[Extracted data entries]
------------------------------------------------
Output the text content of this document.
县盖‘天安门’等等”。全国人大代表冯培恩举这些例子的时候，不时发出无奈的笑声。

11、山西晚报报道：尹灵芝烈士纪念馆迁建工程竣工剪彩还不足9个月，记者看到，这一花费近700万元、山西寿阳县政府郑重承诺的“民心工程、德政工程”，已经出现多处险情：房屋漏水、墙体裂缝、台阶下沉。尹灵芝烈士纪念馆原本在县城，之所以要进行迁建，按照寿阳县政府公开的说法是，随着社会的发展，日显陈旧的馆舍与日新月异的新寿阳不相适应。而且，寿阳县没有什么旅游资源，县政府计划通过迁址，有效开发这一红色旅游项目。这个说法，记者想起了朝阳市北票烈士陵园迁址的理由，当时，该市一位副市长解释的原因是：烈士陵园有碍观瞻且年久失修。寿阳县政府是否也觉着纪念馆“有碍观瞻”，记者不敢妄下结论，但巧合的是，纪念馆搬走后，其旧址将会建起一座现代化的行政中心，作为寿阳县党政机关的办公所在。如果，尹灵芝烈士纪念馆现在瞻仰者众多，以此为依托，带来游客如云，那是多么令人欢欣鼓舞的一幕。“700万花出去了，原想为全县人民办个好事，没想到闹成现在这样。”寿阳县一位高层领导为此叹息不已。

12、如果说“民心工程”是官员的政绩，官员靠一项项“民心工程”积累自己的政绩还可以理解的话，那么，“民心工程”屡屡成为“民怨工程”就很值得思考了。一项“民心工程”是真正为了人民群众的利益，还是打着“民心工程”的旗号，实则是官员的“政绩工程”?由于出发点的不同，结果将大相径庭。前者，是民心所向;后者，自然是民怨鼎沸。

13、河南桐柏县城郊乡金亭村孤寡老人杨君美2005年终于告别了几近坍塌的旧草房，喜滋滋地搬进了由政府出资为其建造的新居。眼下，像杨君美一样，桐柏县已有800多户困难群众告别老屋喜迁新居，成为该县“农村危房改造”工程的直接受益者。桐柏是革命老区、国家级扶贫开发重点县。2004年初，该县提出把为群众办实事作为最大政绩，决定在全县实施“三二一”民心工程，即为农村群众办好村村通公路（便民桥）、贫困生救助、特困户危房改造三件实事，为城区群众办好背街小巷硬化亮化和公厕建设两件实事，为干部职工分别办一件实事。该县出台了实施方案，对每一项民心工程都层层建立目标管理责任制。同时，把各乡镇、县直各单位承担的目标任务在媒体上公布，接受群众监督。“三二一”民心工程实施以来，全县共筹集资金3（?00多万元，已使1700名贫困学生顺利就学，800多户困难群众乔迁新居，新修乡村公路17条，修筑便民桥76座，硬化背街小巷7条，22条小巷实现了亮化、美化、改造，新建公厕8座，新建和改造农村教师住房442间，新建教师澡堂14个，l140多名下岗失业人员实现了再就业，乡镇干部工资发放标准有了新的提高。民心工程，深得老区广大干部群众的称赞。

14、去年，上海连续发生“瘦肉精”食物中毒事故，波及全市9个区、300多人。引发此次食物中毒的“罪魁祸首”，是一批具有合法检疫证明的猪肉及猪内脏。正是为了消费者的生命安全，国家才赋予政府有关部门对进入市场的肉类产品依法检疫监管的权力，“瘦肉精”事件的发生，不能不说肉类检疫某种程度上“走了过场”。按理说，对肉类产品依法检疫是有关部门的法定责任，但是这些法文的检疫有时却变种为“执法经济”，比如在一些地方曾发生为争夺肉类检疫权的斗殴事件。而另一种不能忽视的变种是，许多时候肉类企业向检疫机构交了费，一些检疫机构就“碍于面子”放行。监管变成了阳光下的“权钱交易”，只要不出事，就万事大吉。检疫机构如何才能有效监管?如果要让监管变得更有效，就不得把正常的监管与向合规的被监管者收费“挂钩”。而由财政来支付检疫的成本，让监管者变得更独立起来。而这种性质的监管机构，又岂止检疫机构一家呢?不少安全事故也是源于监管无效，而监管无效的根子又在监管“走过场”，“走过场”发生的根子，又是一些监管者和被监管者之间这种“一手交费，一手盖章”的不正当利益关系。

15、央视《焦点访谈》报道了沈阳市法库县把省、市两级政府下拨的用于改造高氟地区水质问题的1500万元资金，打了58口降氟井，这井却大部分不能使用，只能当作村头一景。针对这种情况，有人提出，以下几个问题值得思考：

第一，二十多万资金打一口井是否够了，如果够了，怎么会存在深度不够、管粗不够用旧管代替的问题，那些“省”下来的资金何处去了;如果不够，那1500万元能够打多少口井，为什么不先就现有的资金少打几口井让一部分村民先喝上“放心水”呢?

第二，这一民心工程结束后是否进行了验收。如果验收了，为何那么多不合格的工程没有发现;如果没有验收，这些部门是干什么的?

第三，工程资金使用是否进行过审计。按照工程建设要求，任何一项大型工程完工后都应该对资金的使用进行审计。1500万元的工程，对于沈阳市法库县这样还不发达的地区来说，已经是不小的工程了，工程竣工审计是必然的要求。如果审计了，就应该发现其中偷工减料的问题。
------------------------------------------------
Prompt. Print the material once more, exactly.

Full output.
Output the text content of this document.
县盖‘天安门’等等”。全国人大代表冯培恩举这些例子的时候，不时发出无奈的笑声。

11、山西晚报报道：尹灵芝烈士纪念馆迁建工程竣工剪彩还不足9个月，记者看到，这一花费近700万元、山西寿阳县政府郑重承诺的“民心工程、德政工程”，已经出现多处险情：房屋漏水、墙体裂缝、台阶下沉。尹灵芝烈士纪念馆原本在县城，之所以要进行迁建，按照寿阳县政府公开的说法是，随着社会的发展，日显陈旧的馆舍与日新月异的新寿阳不相适应。而且，寿阳县没有什么旅游资源，县政府计划通过迁址，有效开发这一红色旅游项目。这个说法，记者想起了朝阳市北票烈士陵园迁址的理由，当时，该市一位副市长解释的原因是：烈士陵园有碍观瞻且年久失修。寿阳县政府是否也觉着纪念馆“有碍观瞻”，记者不敢妄下结论，但巧合的是，纪念馆搬走后，其旧址将会建起一座现代化的行政中心，作为寿阳县党政机关的办公所在。如果，尹灵芝烈士纪念馆现在瞻仰者众多，以此为依托，带来游客如云，那是多么令人欢欣鼓舞的一幕。“700万花出去了，原想为全县人民办个好事，没想到闹成现在这样。”寿阳县一位高层领导为此叹息不已。

12、如果说“民心工程”是官员的政绩，官员靠一项项“民心工程”积累自己的政绩还可以理解的话，那么，“民心工程”屡屡成为“民怨工程”就很值得思考了。一项“民心工程”是真正为了人民群众的利益，还是打着“民心工程”的旗号，实则是官员的“政绩工程”?由于出发点的不同，结果将大相径庭。前者，是民心所向;后者，自然是民怨鼎沸。

13、河南桐柏县城郊乡金亭村孤寡老人杨君美2005年终于告别了几近坍塌的旧草房，喜滋滋地搬进了由政府出资为其建造的新居。眼下，像杨君美一样，桐柏县已有800多户困难群众告别老屋喜迁新居，成为该县“农村危房改造”工程的直接受益者。桐柏是革命老区、国家级扶贫开发重点县。2004年初，该县提出把为群众办实事作为最大政绩，决定在全县实施“三二一”民心工程，即为农村群众办好村村通公路（便民桥）、贫困生救助、特困户危房改造三件实事，为城区群众办好背街小巷硬化亮化和公厕建设两件实事，为干部职工分别办一件实事。该县出台了实施方案，对每一项民心工程都层层建立目标管理责任制。同时，把各乡镇、县直各单位承担的目标任务在媒体上公布，接受群众监督。“三二一”民心工程实施以来，全县共筹集资金3（?00多万元，已使1700名贫困学生顺利就学，800多户困难群众乔迁新居，新修乡村公路17条，修筑便民桥76座，硬化背街小巷7条，22条小巷实现了亮化、美化、改造，新建公厕8座，新建和改造农村教师住房442间，新建教师澡堂14个，l140多名下岗失业人员实现了再就业，乡镇干部工资发放标准有了新的提高。民心工程，深得老区广大干部群众的称赞。

14、去年，上海连续发生“瘦肉精”食物中毒事故，波及全市9个区、300多人。引发此次食物中毒的“罪魁祸首”，是一批具有合法检疫证明的猪肉及猪内脏。正是为了消费者的生命安全，国家才赋予政府有关部门对进入市场的肉类产品依法检疫监管的权力，“瘦肉精”事件的发生，不能不说肉类检疫某种程度上“走了过场”。按理说，对肉类产品依法检疫是有关部门的法定责任，但是这些法文的检疫有时却变种为“执法经济”，比如在一些地方曾发生为争夺肉类检疫权的斗殴事件。而另一种不能忽视的变种是，许多时候肉类企业向检疫机构交了费，一些检疫机构就“碍于面子”放行。监管变成了阳光下的“权钱交易”，只要不出事，就万事大吉。检疫机构如何才能有效监管?如果要让监管变得更有效，就不得把正常的监管与向合规的被监管者收费“挂钩”。而由财政来支付检疫的成本，让监管者变得更独立起来。而这种性质的监管机构，又岂止检疫机构一家呢?不少安全事故也是源于监管无效，而监管无效的根子又在监管“走过场”，“走过场”发生的根子，又是一些监管者和被监管者之间这种“一手交费，一手盖章”的不正当利益关系。

15、央视《焦点访谈》报道了沈阳市法库县把省、市两级政府下拨的用于改造高氟地区水质问题的1500万元资金，打了58口降氟井，这井却大部分不能使用，只能当作村头一景。针对这种情况，有人提出，以下几个问题值得思考：

第一，二十多万资金打一口井是否够了，如果够了，怎么会存在深度不够、管粗不够用旧管代替的问题，那些“省”下来的资金何处去了;如果不够，那1500万元能够打多少口井，为什么不先就现有的资金少打几口井让一部分村民先喝上“放心水”呢?

第二，这一民心工程结束后是否进行了验收。如果验收了，为何那么多不合格的工程没有发现;如果没有验收，这些部门是干什么的?

第三，工程资金使用是否进行过审计。按照工程建设要求，任何一项大型工程完工后都应该对资金的使用进行审计。1500万元的工程，对于沈阳市法库县这样还不发达的地区来说，已经是不小的工程了，工程竣工审计是必然的要求。如果审计了，就应该发现其中偷工减料的问题。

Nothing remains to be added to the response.